____ DATASET RECORDS

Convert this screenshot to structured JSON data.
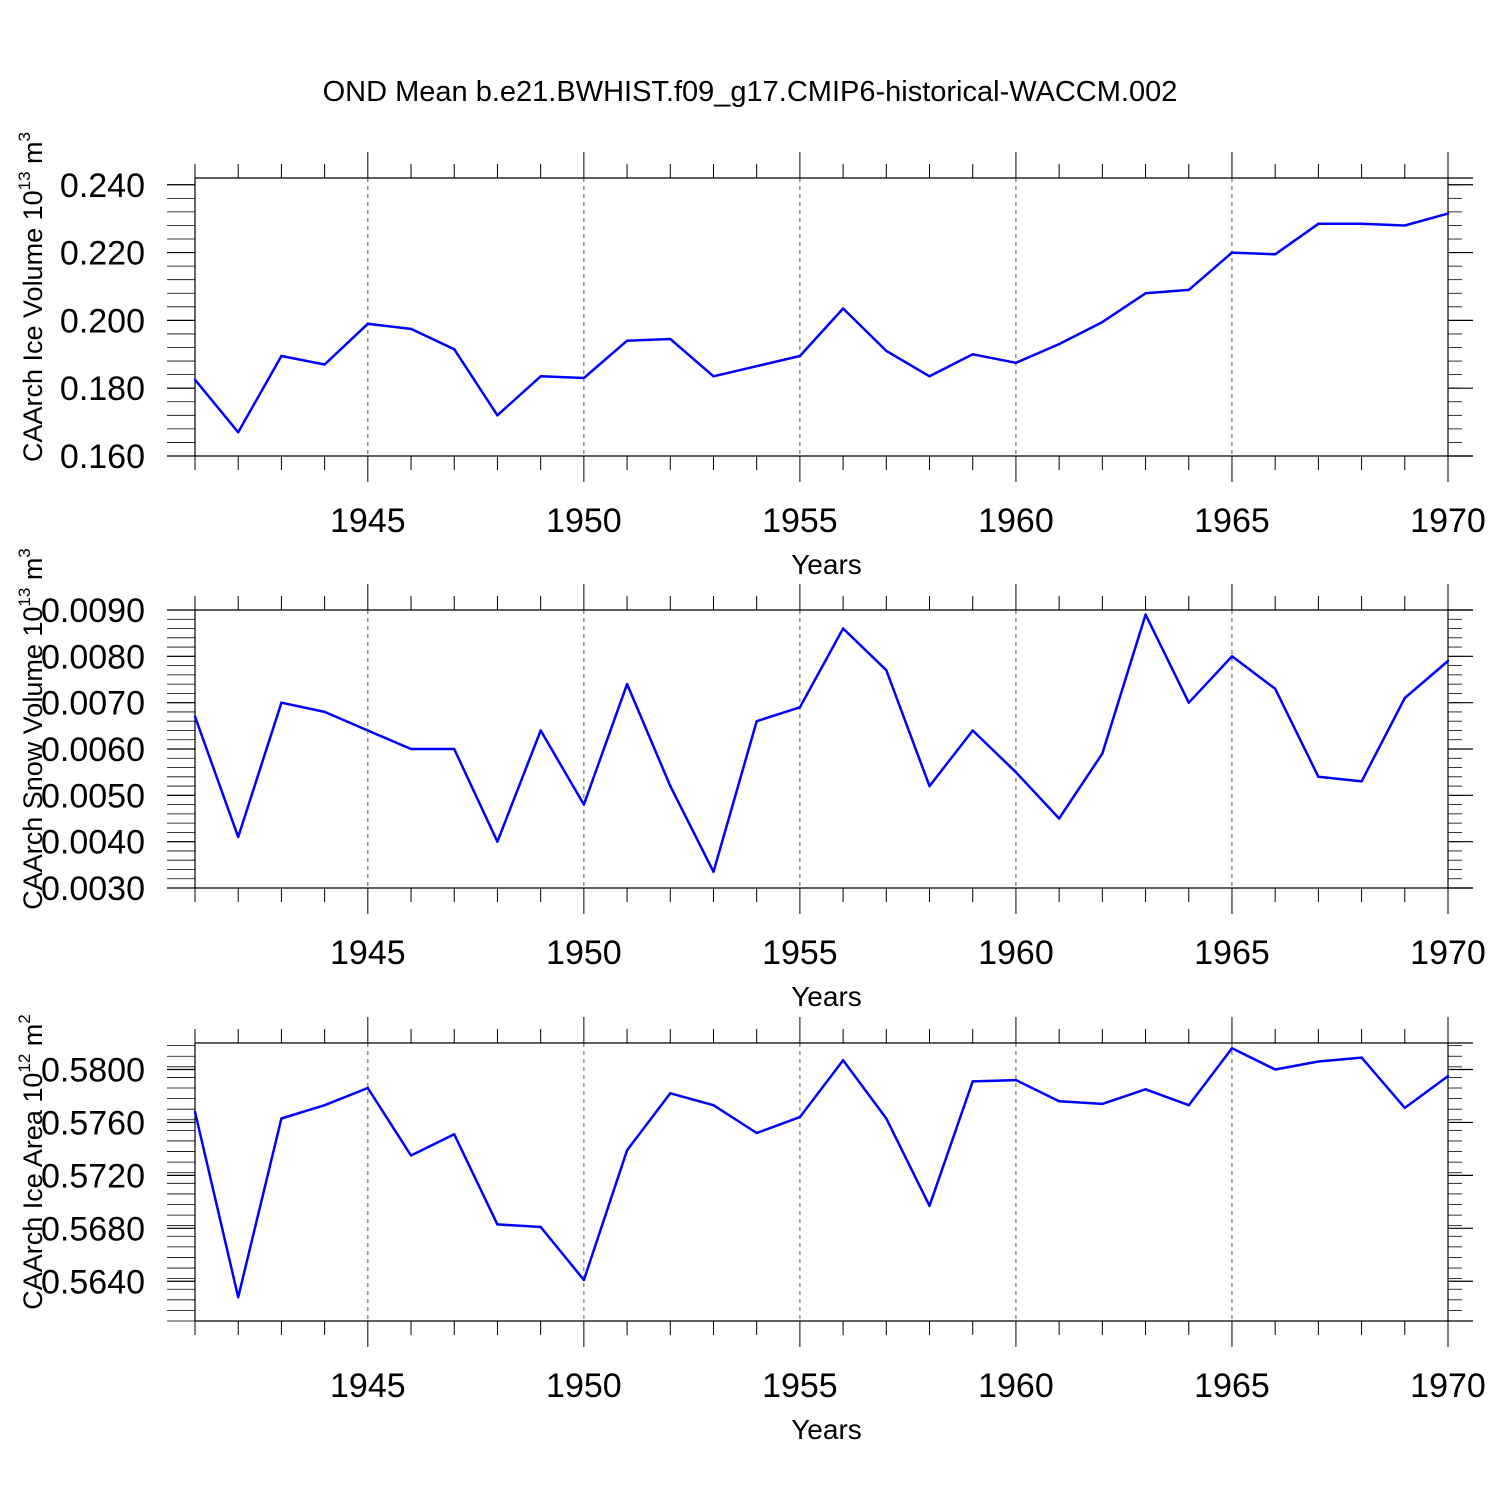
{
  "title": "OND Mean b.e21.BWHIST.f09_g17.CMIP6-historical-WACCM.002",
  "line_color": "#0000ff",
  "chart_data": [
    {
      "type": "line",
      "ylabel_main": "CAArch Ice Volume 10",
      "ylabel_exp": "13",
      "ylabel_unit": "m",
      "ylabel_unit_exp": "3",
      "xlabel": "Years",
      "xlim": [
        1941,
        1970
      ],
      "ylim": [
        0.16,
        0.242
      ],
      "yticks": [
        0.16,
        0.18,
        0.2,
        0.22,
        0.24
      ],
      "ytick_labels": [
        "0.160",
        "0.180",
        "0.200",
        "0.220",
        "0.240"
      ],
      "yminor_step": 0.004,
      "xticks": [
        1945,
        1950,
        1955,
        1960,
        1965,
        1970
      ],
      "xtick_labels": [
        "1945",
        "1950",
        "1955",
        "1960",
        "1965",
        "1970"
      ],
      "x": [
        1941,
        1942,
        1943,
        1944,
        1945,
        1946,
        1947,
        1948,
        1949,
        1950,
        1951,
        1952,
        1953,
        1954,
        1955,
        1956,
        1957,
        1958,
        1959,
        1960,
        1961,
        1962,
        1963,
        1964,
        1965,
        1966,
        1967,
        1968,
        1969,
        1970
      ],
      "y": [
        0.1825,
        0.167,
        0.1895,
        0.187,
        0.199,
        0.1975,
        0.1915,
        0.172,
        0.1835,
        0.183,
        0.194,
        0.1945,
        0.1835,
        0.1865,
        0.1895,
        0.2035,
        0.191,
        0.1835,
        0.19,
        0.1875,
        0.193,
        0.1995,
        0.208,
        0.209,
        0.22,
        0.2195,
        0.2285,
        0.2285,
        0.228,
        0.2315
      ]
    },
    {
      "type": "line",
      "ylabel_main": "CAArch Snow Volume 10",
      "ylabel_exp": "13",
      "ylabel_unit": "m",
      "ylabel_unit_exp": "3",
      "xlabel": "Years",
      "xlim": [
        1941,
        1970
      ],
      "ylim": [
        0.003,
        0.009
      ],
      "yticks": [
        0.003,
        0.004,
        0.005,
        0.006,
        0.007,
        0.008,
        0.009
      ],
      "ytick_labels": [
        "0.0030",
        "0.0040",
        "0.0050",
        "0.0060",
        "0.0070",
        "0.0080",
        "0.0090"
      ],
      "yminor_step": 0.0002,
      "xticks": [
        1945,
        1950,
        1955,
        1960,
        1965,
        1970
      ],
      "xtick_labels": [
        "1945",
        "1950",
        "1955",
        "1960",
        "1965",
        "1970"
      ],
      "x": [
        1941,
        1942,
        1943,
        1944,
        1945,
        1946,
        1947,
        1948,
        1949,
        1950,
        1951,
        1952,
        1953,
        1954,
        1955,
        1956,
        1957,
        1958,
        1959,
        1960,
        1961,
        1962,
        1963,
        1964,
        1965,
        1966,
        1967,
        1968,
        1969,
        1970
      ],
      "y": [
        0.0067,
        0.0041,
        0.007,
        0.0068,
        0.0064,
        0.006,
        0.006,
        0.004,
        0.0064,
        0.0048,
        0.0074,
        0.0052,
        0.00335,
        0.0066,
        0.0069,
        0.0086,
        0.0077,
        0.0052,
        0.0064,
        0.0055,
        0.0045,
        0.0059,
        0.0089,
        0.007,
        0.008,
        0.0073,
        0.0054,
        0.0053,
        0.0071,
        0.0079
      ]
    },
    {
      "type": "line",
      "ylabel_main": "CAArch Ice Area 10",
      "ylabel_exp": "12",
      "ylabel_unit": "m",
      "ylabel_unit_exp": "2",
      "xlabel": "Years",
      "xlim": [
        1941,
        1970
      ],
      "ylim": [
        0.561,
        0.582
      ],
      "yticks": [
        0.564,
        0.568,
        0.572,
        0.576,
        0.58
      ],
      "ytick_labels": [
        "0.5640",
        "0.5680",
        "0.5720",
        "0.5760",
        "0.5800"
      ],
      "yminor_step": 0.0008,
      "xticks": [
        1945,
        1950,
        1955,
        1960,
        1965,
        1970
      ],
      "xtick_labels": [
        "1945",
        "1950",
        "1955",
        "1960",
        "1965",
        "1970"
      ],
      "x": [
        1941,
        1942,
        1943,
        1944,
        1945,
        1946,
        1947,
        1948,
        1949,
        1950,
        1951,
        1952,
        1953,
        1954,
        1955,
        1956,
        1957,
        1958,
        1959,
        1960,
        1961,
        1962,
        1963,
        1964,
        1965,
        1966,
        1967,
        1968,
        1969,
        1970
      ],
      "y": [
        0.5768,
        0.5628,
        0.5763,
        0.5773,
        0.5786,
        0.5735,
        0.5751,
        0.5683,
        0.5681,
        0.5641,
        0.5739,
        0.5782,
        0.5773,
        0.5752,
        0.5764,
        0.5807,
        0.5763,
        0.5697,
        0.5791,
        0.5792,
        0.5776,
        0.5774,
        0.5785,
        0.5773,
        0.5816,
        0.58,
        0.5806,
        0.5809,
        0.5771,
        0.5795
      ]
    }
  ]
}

________

Repeat the material above word for word and skip every image in it.

- [FINISHED EXERCISE]:
Convert this screenshot to structured JSON data.
{
  "title": "OND Mean b.e21.BWHIST.f09_g17.CMIP6-historical-WACCM.002",
  "line_color": "#0000ff",
  "chart_data": [
    {
      "type": "line",
      "ylabel_main": "CAArch Ice Volume 10",
      "ylabel_exp": "13",
      "ylabel_unit": "m",
      "ylabel_unit_exp": "3",
      "xlabel": "Years",
      "xlim": [
        1941,
        1970
      ],
      "ylim": [
        0.16,
        0.242
      ],
      "yticks": [
        0.16,
        0.18,
        0.2,
        0.22,
        0.24
      ],
      "ytick_labels": [
        "0.160",
        "0.180",
        "0.200",
        "0.220",
        "0.240"
      ],
      "yminor_step": 0.004,
      "xticks": [
        1945,
        1950,
        1955,
        1960,
        1965,
        1970
      ],
      "xtick_labels": [
        "1945",
        "1950",
        "1955",
        "1960",
        "1965",
        "1970"
      ],
      "x": [
        1941,
        1942,
        1943,
        1944,
        1945,
        1946,
        1947,
        1948,
        1949,
        1950,
        1951,
        1952,
        1953,
        1954,
        1955,
        1956,
        1957,
        1958,
        1959,
        1960,
        1961,
        1962,
        1963,
        1964,
        1965,
        1966,
        1967,
        1968,
        1969,
        1970
      ],
      "y": [
        0.1825,
        0.167,
        0.1895,
        0.187,
        0.199,
        0.1975,
        0.1915,
        0.172,
        0.1835,
        0.183,
        0.194,
        0.1945,
        0.1835,
        0.1865,
        0.1895,
        0.2035,
        0.191,
        0.1835,
        0.19,
        0.1875,
        0.193,
        0.1995,
        0.208,
        0.209,
        0.22,
        0.2195,
        0.2285,
        0.2285,
        0.228,
        0.2315
      ]
    },
    {
      "type": "line",
      "ylabel_main": "CAArch Snow Volume 10",
      "ylabel_exp": "13",
      "ylabel_unit": "m",
      "ylabel_unit_exp": "3",
      "xlabel": "Years",
      "xlim": [
        1941,
        1970
      ],
      "ylim": [
        0.003,
        0.009
      ],
      "yticks": [
        0.003,
        0.004,
        0.005,
        0.006,
        0.007,
        0.008,
        0.009
      ],
      "ytick_labels": [
        "0.0030",
        "0.0040",
        "0.0050",
        "0.0060",
        "0.0070",
        "0.0080",
        "0.0090"
      ],
      "yminor_step": 0.0002,
      "xticks": [
        1945,
        1950,
        1955,
        1960,
        1965,
        1970
      ],
      "xtick_labels": [
        "1945",
        "1950",
        "1955",
        "1960",
        "1965",
        "1970"
      ],
      "x": [
        1941,
        1942,
        1943,
        1944,
        1945,
        1946,
        1947,
        1948,
        1949,
        1950,
        1951,
        1952,
        1953,
        1954,
        1955,
        1956,
        1957,
        1958,
        1959,
        1960,
        1961,
        1962,
        1963,
        1964,
        1965,
        1966,
        1967,
        1968,
        1969,
        1970
      ],
      "y": [
        0.0067,
        0.0041,
        0.007,
        0.0068,
        0.0064,
        0.006,
        0.006,
        0.004,
        0.0064,
        0.0048,
        0.0074,
        0.0052,
        0.00335,
        0.0066,
        0.0069,
        0.0086,
        0.0077,
        0.0052,
        0.0064,
        0.0055,
        0.0045,
        0.0059,
        0.0089,
        0.007,
        0.008,
        0.0073,
        0.0054,
        0.0053,
        0.0071,
        0.0079
      ]
    },
    {
      "type": "line",
      "ylabel_main": "CAArch Ice Area 10",
      "ylabel_exp": "12",
      "ylabel_unit": "m",
      "ylabel_unit_exp": "2",
      "xlabel": "Years",
      "xlim": [
        1941,
        1970
      ],
      "ylim": [
        0.561,
        0.582
      ],
      "yticks": [
        0.564,
        0.568,
        0.572,
        0.576,
        0.58
      ],
      "ytick_labels": [
        "0.5640",
        "0.5680",
        "0.5720",
        "0.5760",
        "0.5800"
      ],
      "yminor_step": 0.0008,
      "xticks": [
        1945,
        1950,
        1955,
        1960,
        1965,
        1970
      ],
      "xtick_labels": [
        "1945",
        "1950",
        "1955",
        "1960",
        "1965",
        "1970"
      ],
      "x": [
        1941,
        1942,
        1943,
        1944,
        1945,
        1946,
        1947,
        1948,
        1949,
        1950,
        1951,
        1952,
        1953,
        1954,
        1955,
        1956,
        1957,
        1958,
        1959,
        1960,
        1961,
        1962,
        1963,
        1964,
        1965,
        1966,
        1967,
        1968,
        1969,
        1970
      ],
      "y": [
        0.5768,
        0.5628,
        0.5763,
        0.5773,
        0.5786,
        0.5735,
        0.5751,
        0.5683,
        0.5681,
        0.5641,
        0.5739,
        0.5782,
        0.5773,
        0.5752,
        0.5764,
        0.5807,
        0.5763,
        0.5697,
        0.5791,
        0.5792,
        0.5776,
        0.5774,
        0.5785,
        0.5773,
        0.5816,
        0.58,
        0.5806,
        0.5809,
        0.5771,
        0.5795
      ]
    }
  ]
}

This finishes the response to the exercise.